Note each line where "Indian" appears, and copy it.

:: RECORDS

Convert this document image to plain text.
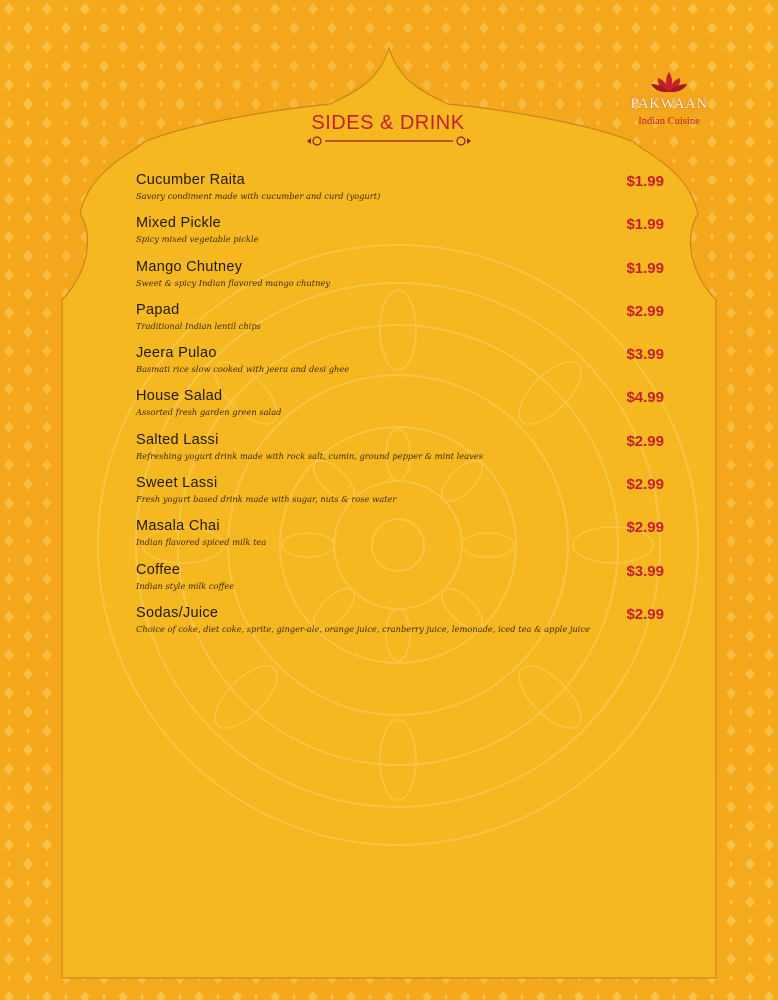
PAKWAAN
Indian Cuisine
SIDES & DRINK
Cucumber Raita
Savory condiment made with cucumber and curd (yogurt)
$1.99
Mixed Pickle
Spicy mixed vegetable pickle
$1.99
Mango Chutney
Sweet & spicy Indian flavored mango chutney
$1.99
Papad
Traditional Indian lentil chips
$2.99
Jeera Pulao
Basmati rice slow cooked with jeera and desi ghee
$3.99
House Salad
Assorted fresh garden green salad
$4.99
Salted Lassi
Refreshing yogurt drink made with rock salt, cumin, ground pepper & mint leaves
$2.99
Sweet Lassi
Fresh yogurt based drink made with sugar, nuts & rose water
$2.99
Masala Chai
Indian flavored spiced milk tea
$2.99
Coffee
Indian style milk coffee
$3.99
Sodas/Juice
Choice of coke, diet coke, sprite, ginger-ale, orange juice, cranberry juice, lemonade, iced tea & apple juice
$2.99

::::

* **EXPECTED ANSWER**:
Indian Cuisine
Sweet & spicy Indian flavored mango chutney
Traditional Indian lentil chips
Indian flavored spiced milk tea
Indian style milk coffee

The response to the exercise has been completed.